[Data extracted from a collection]
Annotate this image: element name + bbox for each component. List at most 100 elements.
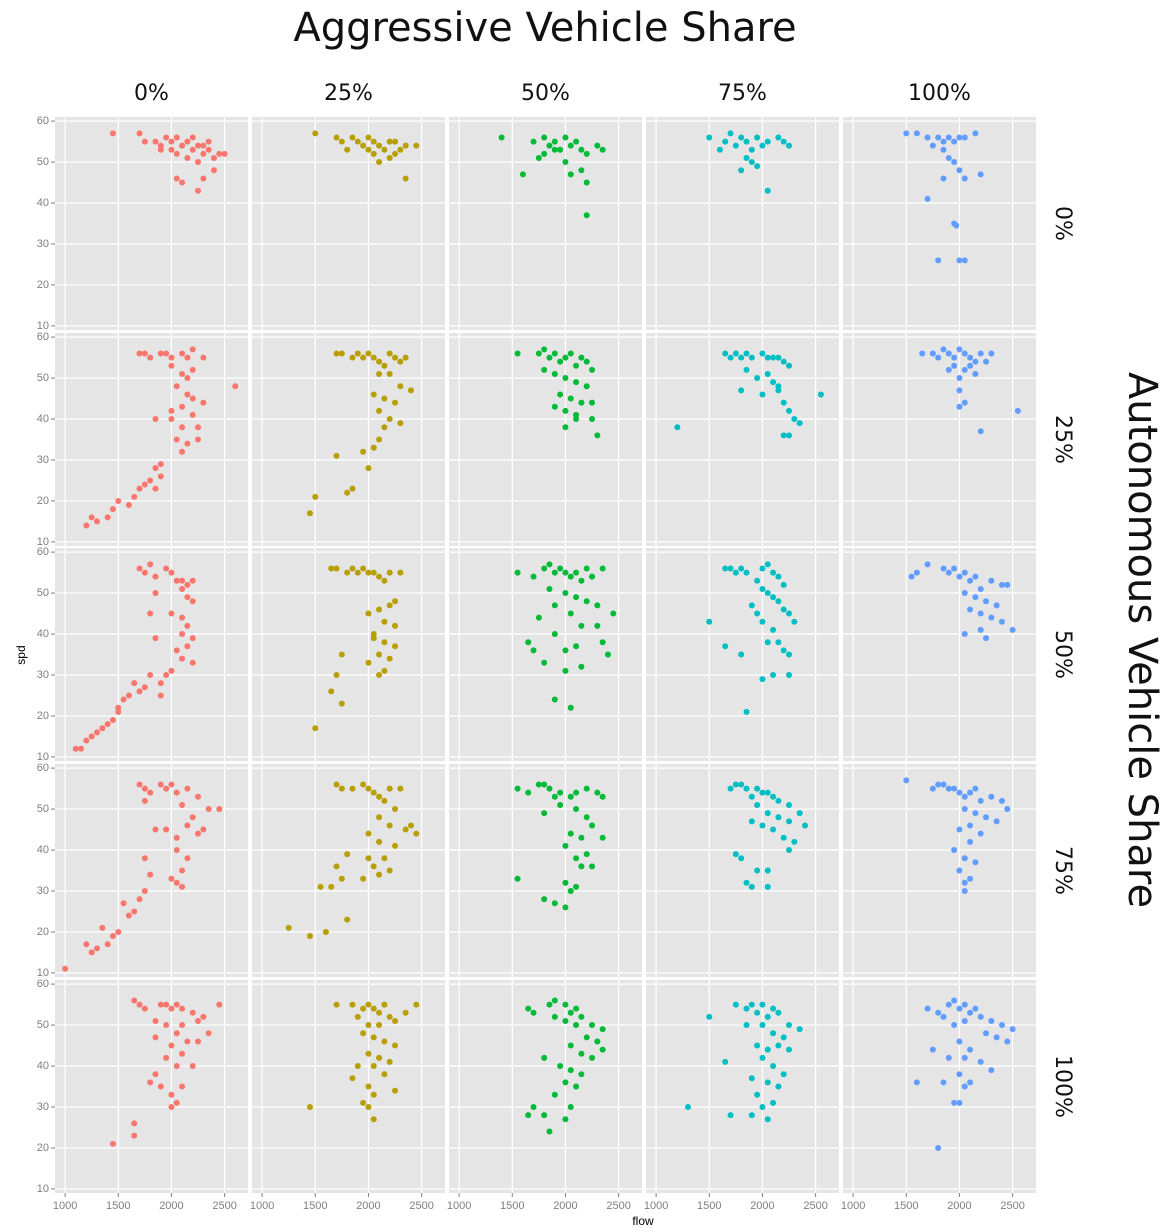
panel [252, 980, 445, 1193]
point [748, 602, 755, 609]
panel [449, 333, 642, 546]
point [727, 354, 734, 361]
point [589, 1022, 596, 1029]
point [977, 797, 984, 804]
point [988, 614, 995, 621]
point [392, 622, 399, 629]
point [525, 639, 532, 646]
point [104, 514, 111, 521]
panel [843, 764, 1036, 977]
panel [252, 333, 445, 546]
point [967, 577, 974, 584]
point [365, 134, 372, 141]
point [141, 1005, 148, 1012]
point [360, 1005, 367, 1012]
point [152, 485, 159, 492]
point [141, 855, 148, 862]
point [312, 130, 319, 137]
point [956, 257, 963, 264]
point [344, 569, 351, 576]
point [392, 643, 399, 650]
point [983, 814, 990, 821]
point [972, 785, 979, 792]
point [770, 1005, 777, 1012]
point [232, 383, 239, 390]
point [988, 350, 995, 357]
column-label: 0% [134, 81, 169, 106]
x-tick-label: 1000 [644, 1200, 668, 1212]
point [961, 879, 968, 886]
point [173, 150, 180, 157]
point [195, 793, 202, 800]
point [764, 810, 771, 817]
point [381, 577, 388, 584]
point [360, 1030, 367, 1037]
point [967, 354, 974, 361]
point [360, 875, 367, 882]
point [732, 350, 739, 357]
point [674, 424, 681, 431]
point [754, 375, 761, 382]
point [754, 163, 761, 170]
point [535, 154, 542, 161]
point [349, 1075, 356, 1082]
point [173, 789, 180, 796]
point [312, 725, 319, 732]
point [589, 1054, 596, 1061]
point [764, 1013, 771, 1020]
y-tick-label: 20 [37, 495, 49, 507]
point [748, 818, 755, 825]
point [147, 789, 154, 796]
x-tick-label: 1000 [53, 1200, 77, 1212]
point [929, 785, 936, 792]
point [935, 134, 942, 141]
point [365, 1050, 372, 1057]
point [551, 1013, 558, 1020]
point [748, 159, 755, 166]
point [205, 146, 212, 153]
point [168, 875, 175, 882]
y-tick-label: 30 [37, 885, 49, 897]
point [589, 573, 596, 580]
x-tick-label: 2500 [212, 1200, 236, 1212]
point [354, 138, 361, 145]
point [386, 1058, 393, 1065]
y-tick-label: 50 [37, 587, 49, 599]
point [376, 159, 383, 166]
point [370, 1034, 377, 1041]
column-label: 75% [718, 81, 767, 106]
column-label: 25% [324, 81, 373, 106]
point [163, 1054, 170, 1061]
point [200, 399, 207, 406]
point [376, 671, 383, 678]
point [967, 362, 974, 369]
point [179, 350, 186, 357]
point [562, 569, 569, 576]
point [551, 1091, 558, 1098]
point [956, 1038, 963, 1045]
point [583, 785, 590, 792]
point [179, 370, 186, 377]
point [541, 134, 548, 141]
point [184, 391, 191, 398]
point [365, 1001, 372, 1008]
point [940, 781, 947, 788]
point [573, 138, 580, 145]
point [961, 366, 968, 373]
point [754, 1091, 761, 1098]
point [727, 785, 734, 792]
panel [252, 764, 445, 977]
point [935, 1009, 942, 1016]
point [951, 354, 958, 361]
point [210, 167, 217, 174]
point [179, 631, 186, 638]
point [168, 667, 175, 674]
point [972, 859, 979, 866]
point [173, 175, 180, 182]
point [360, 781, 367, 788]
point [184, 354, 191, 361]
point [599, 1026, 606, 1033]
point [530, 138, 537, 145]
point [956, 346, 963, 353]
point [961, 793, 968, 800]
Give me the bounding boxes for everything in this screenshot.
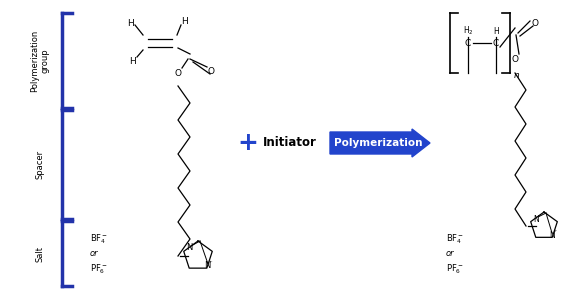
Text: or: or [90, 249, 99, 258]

DO THIS: Copy verbatim the lines from the line with "panel [252, 980, 445, 1193]" up to and including the line with "point [589, 1054, 596, 1061]".

EXPECTED OUTPUT:
panel [252, 980, 445, 1193]
point [748, 602, 755, 609]
panel [449, 333, 642, 546]
point [727, 354, 734, 361]
point [589, 1022, 596, 1029]
point [977, 797, 984, 804]
point [988, 614, 995, 621]
point [392, 622, 399, 629]
point [525, 639, 532, 646]
point [104, 514, 111, 521]
panel [843, 764, 1036, 977]
panel [252, 333, 445, 546]
point [967, 577, 974, 584]
point [365, 134, 372, 141]
point [141, 1005, 148, 1012]
point [360, 1005, 367, 1012]
point [152, 485, 159, 492]
point [141, 855, 148, 862]
point [312, 130, 319, 137]
point [956, 257, 963, 264]
point [344, 569, 351, 576]
point [392, 643, 399, 650]
point [983, 814, 990, 821]
point [972, 785, 979, 792]
point [770, 1005, 777, 1012]
point [232, 383, 239, 390]
point [988, 350, 995, 357]
column-label: 0% [134, 81, 169, 106]
x-tick-label: 1000 [644, 1200, 668, 1212]
point [961, 879, 968, 886]
point [173, 150, 180, 157]
point [195, 793, 202, 800]
point [764, 810, 771, 817]
point [381, 577, 388, 584]
point [360, 1030, 367, 1037]
point [967, 354, 974, 361]
point [360, 875, 367, 882]
point [732, 350, 739, 357]
point [674, 424, 681, 431]
point [754, 375, 761, 382]
point [754, 163, 761, 170]
point [535, 154, 542, 161]
point [349, 1075, 356, 1082]
point [173, 789, 180, 796]
point [312, 725, 319, 732]
point [589, 1054, 596, 1061]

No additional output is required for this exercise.